■ Problem to solve
Reproduce all of the material word for word.
--
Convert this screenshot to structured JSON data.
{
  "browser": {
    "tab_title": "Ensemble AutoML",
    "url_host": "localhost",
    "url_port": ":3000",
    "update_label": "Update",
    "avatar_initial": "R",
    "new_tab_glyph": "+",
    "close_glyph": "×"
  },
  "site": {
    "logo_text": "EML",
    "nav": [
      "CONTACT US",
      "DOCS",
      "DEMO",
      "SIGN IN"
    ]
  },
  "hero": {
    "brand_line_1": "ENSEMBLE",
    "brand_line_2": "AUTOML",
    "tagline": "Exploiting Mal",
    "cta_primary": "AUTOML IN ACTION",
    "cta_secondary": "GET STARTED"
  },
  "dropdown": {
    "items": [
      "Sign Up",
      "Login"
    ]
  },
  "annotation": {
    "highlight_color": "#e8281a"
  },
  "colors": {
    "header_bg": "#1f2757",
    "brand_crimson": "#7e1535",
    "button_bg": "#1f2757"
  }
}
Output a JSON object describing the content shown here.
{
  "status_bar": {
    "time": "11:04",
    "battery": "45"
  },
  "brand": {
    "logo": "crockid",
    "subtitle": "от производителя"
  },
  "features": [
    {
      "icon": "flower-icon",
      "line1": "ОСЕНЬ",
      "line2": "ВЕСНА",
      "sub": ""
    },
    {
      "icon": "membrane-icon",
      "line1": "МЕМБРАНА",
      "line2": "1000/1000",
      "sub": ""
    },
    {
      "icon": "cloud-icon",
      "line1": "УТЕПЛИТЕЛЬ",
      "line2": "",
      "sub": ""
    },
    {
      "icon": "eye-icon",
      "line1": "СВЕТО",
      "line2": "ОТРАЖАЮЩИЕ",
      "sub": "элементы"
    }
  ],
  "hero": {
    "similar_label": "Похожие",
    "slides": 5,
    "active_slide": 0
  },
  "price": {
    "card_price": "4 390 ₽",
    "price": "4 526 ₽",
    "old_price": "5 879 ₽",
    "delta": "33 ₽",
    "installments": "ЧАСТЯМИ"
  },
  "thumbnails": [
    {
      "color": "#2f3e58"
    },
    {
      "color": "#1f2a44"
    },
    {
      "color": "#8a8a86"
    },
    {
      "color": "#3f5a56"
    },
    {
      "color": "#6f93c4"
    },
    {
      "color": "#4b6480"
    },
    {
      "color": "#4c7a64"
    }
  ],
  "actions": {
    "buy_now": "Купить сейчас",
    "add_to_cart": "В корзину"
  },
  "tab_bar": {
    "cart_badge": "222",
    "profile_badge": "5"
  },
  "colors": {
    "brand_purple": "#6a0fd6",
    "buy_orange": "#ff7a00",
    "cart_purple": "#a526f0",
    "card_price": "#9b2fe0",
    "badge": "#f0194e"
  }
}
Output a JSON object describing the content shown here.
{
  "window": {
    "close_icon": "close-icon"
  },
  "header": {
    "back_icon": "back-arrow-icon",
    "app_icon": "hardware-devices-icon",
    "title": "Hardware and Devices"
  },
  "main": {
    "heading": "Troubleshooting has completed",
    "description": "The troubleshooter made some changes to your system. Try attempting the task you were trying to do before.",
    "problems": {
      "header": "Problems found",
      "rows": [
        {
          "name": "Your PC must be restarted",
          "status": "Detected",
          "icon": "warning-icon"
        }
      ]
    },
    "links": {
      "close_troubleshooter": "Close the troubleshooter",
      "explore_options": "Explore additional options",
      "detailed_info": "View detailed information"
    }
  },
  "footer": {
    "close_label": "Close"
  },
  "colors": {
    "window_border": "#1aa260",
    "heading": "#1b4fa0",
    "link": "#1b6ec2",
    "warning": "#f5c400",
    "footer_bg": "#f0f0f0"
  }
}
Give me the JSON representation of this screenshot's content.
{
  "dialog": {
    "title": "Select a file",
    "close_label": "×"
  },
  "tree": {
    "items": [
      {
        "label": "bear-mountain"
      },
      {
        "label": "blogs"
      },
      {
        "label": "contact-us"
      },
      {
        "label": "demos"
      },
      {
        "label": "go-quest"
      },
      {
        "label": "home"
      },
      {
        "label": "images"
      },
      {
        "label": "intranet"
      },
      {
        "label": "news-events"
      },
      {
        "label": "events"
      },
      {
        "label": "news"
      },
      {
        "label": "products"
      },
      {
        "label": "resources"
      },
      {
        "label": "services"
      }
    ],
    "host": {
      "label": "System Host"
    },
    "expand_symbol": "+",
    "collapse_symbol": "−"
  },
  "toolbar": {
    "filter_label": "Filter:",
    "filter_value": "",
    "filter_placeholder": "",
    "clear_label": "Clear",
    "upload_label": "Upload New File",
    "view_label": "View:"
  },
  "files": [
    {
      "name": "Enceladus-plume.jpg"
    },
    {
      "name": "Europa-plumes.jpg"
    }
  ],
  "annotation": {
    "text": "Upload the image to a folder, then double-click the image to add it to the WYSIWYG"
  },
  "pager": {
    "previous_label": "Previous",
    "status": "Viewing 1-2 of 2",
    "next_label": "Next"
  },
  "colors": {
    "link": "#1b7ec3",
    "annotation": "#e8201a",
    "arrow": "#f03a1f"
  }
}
--
■ Task output
Convert this screenshot to structured JSON data.
{
  "browser": {
    "tab_title": "Ensemble AutoML",
    "url_host": "localhost",
    "url_port": ":3000",
    "update_label": "Update",
    "avatar_initial": "R",
    "new_tab_glyph": "+",
    "close_glyph": "×"
  },
  "site": {
    "logo_text": "EML",
    "nav": [
      "CONTACT US",
      "DOCS",
      "DEMO",
      "SIGN IN"
    ]
  },
  "hero": {
    "brand_line_1": "ENSEMBLE",
    "brand_line_2": "AUTOML",
    "tagline": "Exploiting Mal",
    "cta_primary": "AUTOML IN ACTION",
    "cta_secondary": "GET STARTED"
  },
  "dropdown": {
    "items": [
      "Sign Up",
      "Login"
    ]
  },
  "annotation": {
    "highlight_color": "#e8281a"
  },
  "colors": {
    "header_bg": "#1f2757",
    "brand_crimson": "#7e1535",
    "button_bg": "#1f2757"
  }
}
Output a JSON object describing the content shown here.
{
  "status_bar": {
    "time": "11:04",
    "battery": "45"
  },
  "brand": {
    "logo": "crockid",
    "subtitle": "от производителя"
  },
  "features": [
    {
      "icon": "flower-icon",
      "line1": "ОСЕНЬ",
      "line2": "ВЕСНА",
      "sub": ""
    },
    {
      "icon": "membrane-icon",
      "line1": "МЕМБРАНА",
      "line2": "1000/1000",
      "sub": ""
    },
    {
      "icon": "cloud-icon",
      "line1": "УТЕПЛИТЕЛЬ",
      "line2": "",
      "sub": ""
    },
    {
      "icon": "eye-icon",
      "line1": "СВЕТО",
      "line2": "ОТРАЖАЮЩИЕ",
      "sub": "элементы"
    }
  ],
  "hero": {
    "similar_label": "Похожие",
    "slides": 5,
    "active_slide": 0
  },
  "price": {
    "card_price": "4 390 ₽",
    "price": "4 526 ₽",
    "old_price": "5 879 ₽",
    "delta": "33 ₽",
    "installments": "ЧАСТЯМИ"
  },
  "thumbnails": [
    {
      "color": "#2f3e58"
    },
    {
      "color": "#1f2a44"
    },
    {
      "color": "#8a8a86"
    },
    {
      "color": "#3f5a56"
    },
    {
      "color": "#6f93c4"
    },
    {
      "color": "#4b6480"
    },
    {
      "color": "#4c7a64"
    }
  ],
  "actions": {
    "buy_now": "Купить сейчас",
    "add_to_cart": "В корзину"
  },
  "tab_bar": {
    "cart_badge": "222",
    "profile_badge": "5"
  },
  "colors": {
    "brand_purple": "#6a0fd6",
    "buy_orange": "#ff7a00",
    "cart_purple": "#a526f0",
    "card_price": "#9b2fe0",
    "badge": "#f0194e"
  }
}
Output a JSON object describing the content shown here.
{
  "window": {
    "close_icon": "close-icon"
  },
  "header": {
    "back_icon": "back-arrow-icon",
    "app_icon": "hardware-devices-icon",
    "title": "Hardware and Devices"
  },
  "main": {
    "heading": "Troubleshooting has completed",
    "description": "The troubleshooter made some changes to your system. Try attempting the task you were trying to do before.",
    "problems": {
      "header": "Problems found",
      "rows": [
        {
          "name": "Your PC must be restarted",
          "status": "Detected",
          "icon": "warning-icon"
        }
      ]
    },
    "links": {
      "close_troubleshooter": "Close the troubleshooter",
      "explore_options": "Explore additional options",
      "detailed_info": "View detailed information"
    }
  },
  "footer": {
    "close_label": "Close"
  },
  "colors": {
    "window_border": "#1aa260",
    "heading": "#1b4fa0",
    "link": "#1b6ec2",
    "warning": "#f5c400",
    "footer_bg": "#f0f0f0"
  }
}
Give me the JSON representation of this screenshot's content.
{
  "dialog": {
    "title": "Select a file",
    "close_label": "×"
  },
  "tree": {
    "items": [
      {
        "label": "bear-mountain"
      },
      {
        "label": "blogs"
      },
      {
        "label": "contact-us"
      },
      {
        "label": "demos"
      },
      {
        "label": "go-quest"
      },
      {
        "label": "home"
      },
      {
        "label": "images"
      },
      {
        "label": "intranet"
      },
      {
        "label": "news-events"
      },
      {
        "label": "events"
      },
      {
        "label": "news"
      },
      {
        "label": "products"
      },
      {
        "label": "resources"
      },
      {
        "label": "services"
      }
    ],
    "host": {
      "label": "System Host"
    },
    "expand_symbol": "+",
    "collapse_symbol": "−"
  },
  "toolbar": {
    "filter_label": "Filter:",
    "filter_value": "",
    "filter_placeholder": "",
    "clear_label": "Clear",
    "upload_label": "Upload New File",
    "view_label": "View:"
  },
  "files": [
    {
      "name": "Enceladus-plume.jpg"
    },
    {
      "name": "Europa-plumes.jpg"
    }
  ],
  "annotation": {
    "text": "Upload the image to a folder, then double-click the image to add it to the WYSIWYG"
  },
  "pager": {
    "previous_label": "Previous",
    "status": "Viewing 1-2 of 2",
    "next_label": "Next"
  },
  "colors": {
    "link": "#1b7ec3",
    "annotation": "#e8201a",
    "arrow": "#f03a1f"
  }
}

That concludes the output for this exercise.